Collected data entries:
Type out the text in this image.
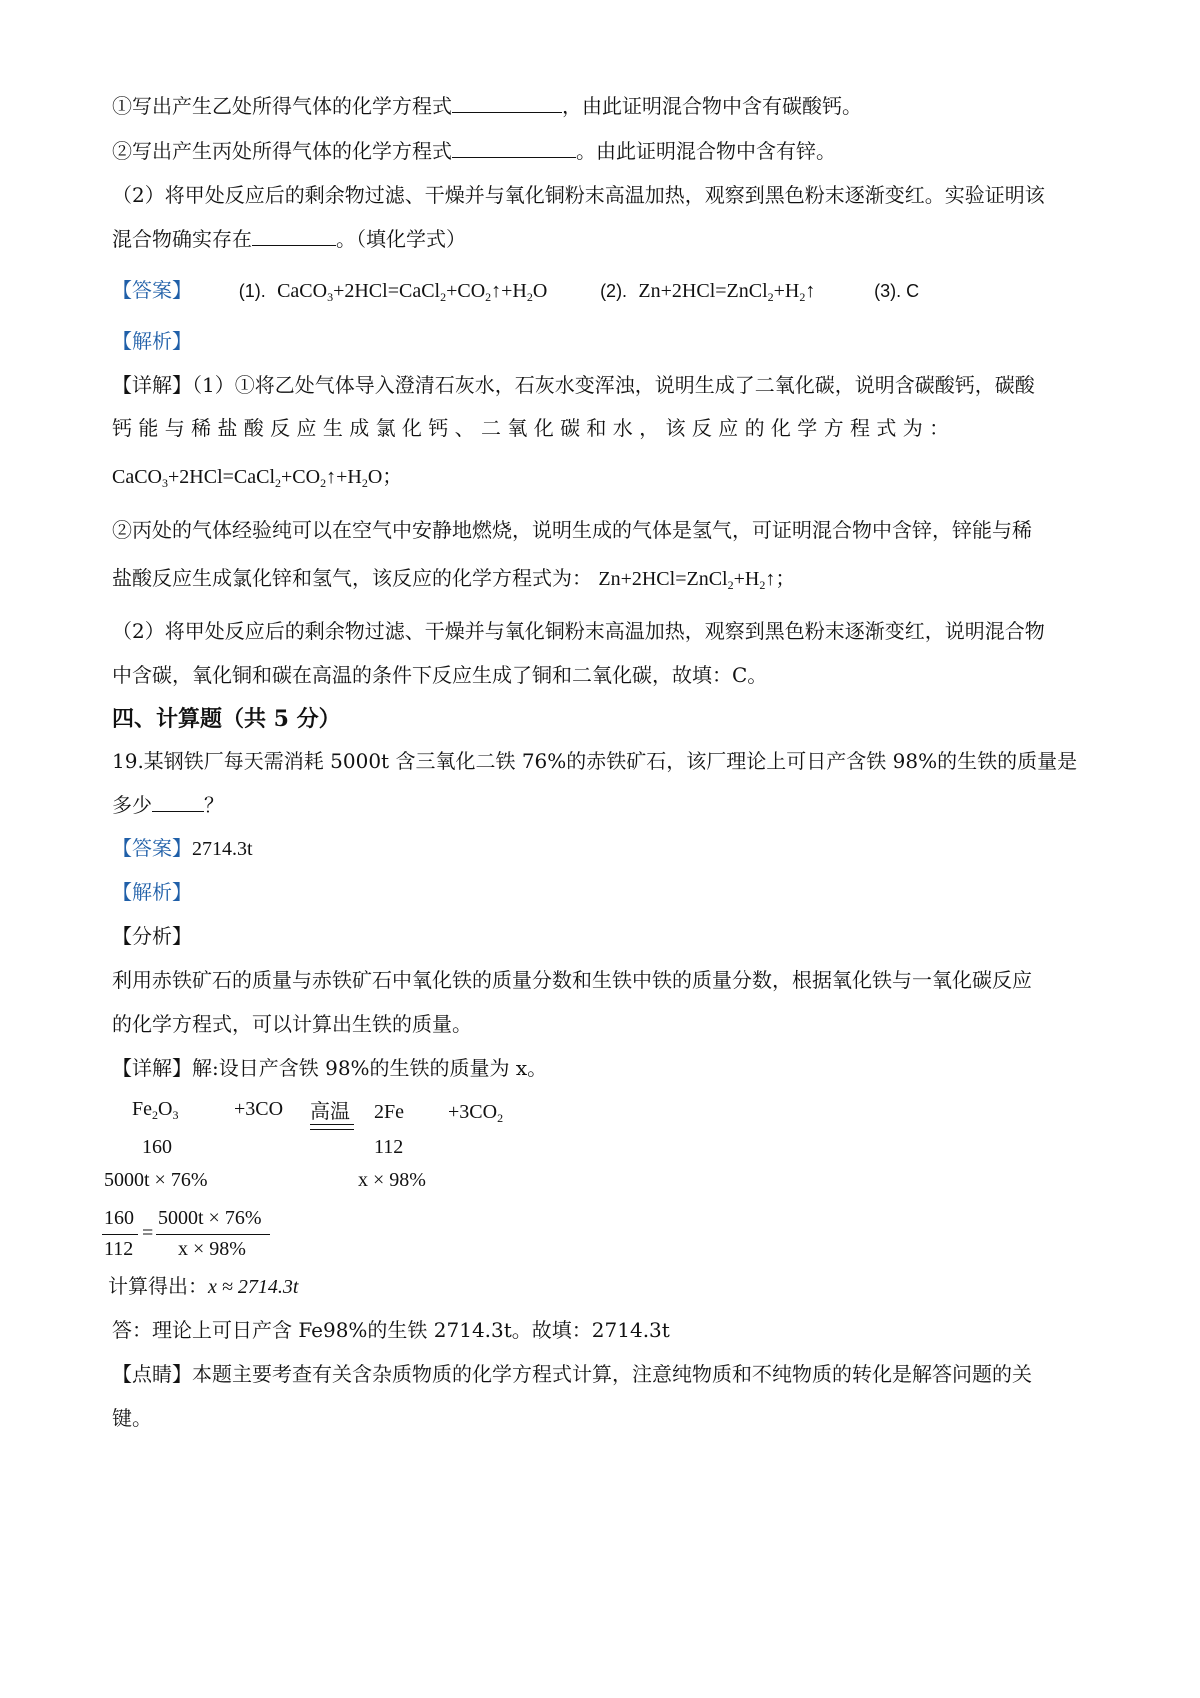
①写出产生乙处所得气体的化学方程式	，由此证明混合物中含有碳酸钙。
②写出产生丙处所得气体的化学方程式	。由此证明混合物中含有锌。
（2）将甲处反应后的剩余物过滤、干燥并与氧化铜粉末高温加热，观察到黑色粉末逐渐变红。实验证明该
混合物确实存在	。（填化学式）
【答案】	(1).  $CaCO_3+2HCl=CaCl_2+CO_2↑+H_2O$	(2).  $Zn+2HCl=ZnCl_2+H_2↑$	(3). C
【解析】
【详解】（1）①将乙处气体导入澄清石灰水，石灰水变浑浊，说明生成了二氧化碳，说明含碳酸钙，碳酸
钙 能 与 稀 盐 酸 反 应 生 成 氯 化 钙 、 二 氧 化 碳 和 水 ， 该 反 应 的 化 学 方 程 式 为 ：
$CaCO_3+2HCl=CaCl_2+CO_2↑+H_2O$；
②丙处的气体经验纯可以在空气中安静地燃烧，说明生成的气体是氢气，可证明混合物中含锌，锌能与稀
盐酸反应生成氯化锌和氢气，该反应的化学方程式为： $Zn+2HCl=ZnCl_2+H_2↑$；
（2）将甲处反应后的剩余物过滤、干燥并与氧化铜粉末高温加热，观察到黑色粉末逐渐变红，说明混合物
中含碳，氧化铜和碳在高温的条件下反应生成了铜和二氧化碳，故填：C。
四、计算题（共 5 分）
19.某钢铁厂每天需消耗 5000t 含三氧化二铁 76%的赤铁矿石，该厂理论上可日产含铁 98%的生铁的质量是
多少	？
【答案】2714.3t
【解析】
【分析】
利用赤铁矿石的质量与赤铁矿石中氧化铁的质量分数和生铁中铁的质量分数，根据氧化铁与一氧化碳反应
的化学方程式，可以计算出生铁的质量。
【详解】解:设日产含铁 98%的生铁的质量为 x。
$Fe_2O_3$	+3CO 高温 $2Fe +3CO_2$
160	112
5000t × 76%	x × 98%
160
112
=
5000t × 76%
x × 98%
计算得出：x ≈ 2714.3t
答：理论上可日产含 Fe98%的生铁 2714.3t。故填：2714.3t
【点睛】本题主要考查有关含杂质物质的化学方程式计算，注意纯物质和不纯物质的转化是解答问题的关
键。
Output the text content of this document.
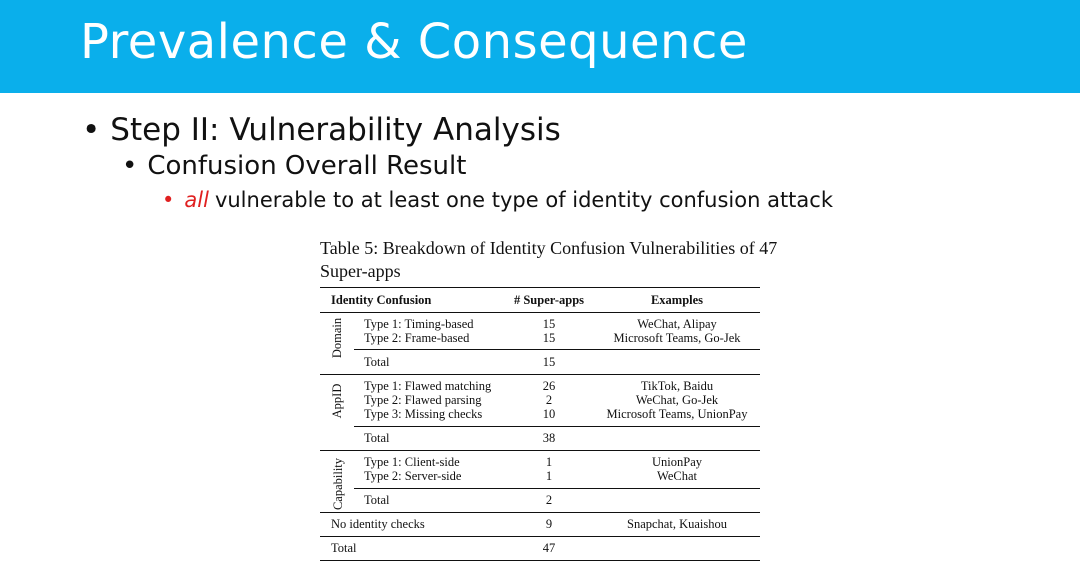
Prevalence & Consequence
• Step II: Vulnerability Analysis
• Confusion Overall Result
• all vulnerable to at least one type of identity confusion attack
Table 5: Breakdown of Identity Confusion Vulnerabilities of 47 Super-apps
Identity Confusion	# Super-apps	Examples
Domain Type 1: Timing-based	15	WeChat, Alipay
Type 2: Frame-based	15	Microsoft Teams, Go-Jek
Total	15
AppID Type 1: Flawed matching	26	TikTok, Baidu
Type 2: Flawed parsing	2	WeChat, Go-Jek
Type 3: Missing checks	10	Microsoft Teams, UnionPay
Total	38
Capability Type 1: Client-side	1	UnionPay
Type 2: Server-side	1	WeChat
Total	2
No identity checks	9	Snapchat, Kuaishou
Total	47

» TASK TO COMPLETE:
Gather all the lines that include the word "text" and copy them out.

» OUTPUT FOR THIS EXERCISE:
Type out the text in this image.
Output the text content of this document.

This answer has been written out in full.